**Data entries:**
=======
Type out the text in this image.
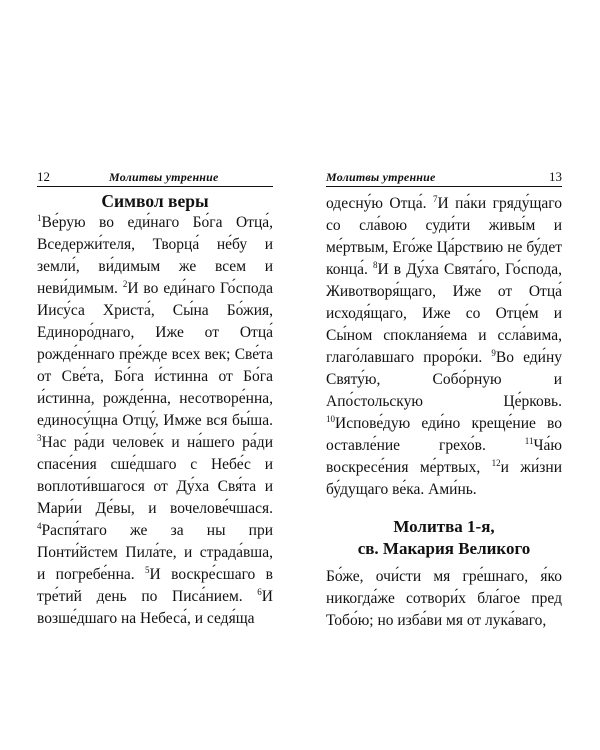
12	Молитвы утренние
Символ веры

$^1$Ве́рую во еди́наго Бо́га Отца́, Вседержи́теля, Творца́ не́бу и земли́, ви́димым же всем и неви́димым. $^2$И во еди́наго Го́спода Иису́са Христа́, Сы́на Бо́жия, Единоро́днаго, Иже от Отца́ рожде́ннаго пре́жде всех век; Све́та от Све́та, Бо́га и́стинна от Бо́га и́стинна, рожде́нна, несотворе́нна, единосу́щна Отцу́, Имже вся бы́ша. $^3$Нас ра́ди челове́к и на́шего ра́ди спасе́ния сше́дшаго с Небе́с и воплоти́вшагося от Ду́ха Свя́та и Мари́и Де́вы, и вочелове́чшася. $^4$Распя́таго же за ны при Понти́йстем Пила́те, и страда́вша, и погребе́нна. $^5$И воскре́сшаго в тре́тий день по Писа́нием. $^6$И возше́дшаго на Небеса́, и седя́ща

Молитвы утренние	13

одесну́ю Отца́. $^7$И па́ки гряду́щаго со сла́вою суди́ти живы́м и ме́ртвым, Его́же Ца́рствию не бу́дет конца́. $^8$И в Ду́ха Свята́го, Го́спода, Животворя́щаго, Иже от Отца́ исходя́щаго, Иже со Отце́м и Сы́ном спокланя́ема и ссла́вима, глаго́лавшаго проро́ки. $^9$Во еди́ну Святу́ю, Собо́рную и Апо́стольскую Це́рковь. $^{10}$Испове́дую еди́но креще́ние во оставле́ние грехо́в. $^{11}$Ча́ю воскресе́ния ме́ртвых, $^{12}$и жи́зни бу́дущаго ве́ка. Ами́нь.

Молитва 1-я,
св. Макария Великого

Бо́же, очи́сти мя гре́шнаго, я́ко никогда́же сотвори́х бла́гое пред Тобо́ю; но изба́ви мя от лука́ваго,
=======
**EXERCISE:**
Leave out the pictures and repeat everything else in the records exactly.

**REPLY TO THE TASK:**
Type out the text in this image.
12	Молитвы утренние
Символ веры

$^1$Ве́рую во еди́наго Бо́га Отца́, Вседержи́теля, Творца́ не́бу и земли́, ви́димым же всем и неви́димым. $^2$И во еди́наго Го́спода Иису́са Христа́, Сы́на Бо́жия, Единоро́днаго, Иже от Отца́ рожде́ннаго пре́жде всех век; Све́та от Све́та, Бо́га и́стинна от Бо́га и́стинна, рожде́нна, несотворе́нна, единосу́щна Отцу́, Имже вся бы́ша. $^3$Нас ра́ди челове́к и на́шего ра́ди спасе́ния сше́дшаго с Небе́с и воплоти́вшагося от Ду́ха Свя́та и Мари́и Де́вы, и вочелове́чшася. $^4$Распя́таго же за ны при Понти́йстем Пила́те, и страда́вша, и погребе́нна. $^5$И воскре́сшаго в тре́тий день по Писа́нием. $^6$И возше́дшаго на Небеса́, и седя́ща

Молитвы утренние	13

одесну́ю Отца́. $^7$И па́ки гряду́щаго со сла́вою суди́ти живы́м и ме́ртвым, Его́же Ца́рствию не бу́дет конца́. $^8$И в Ду́ха Свята́го, Го́спода, Животворя́щаго, Иже от Отца́ исходя́щаго, Иже со Отце́м и Сы́ном спокланя́ема и ссла́вима, глаго́лавшаго проро́ки. $^9$Во еди́ну Святу́ю, Собо́рную и Апо́стольскую Це́рковь. $^{10}$Испове́дую еди́но креще́ние во оставле́ние грехо́в. $^{11}$Ча́ю воскресе́ния ме́ртвых, $^{12}$и жи́зни бу́дущаго ве́ка. Ами́нь.

Молитва 1-я,
св. Макария Великого

Бо́же, очи́сти мя гре́шнаго, я́ко никогда́же сотвори́х бла́гое пред Тобо́ю; но изба́ви мя от лука́ваго,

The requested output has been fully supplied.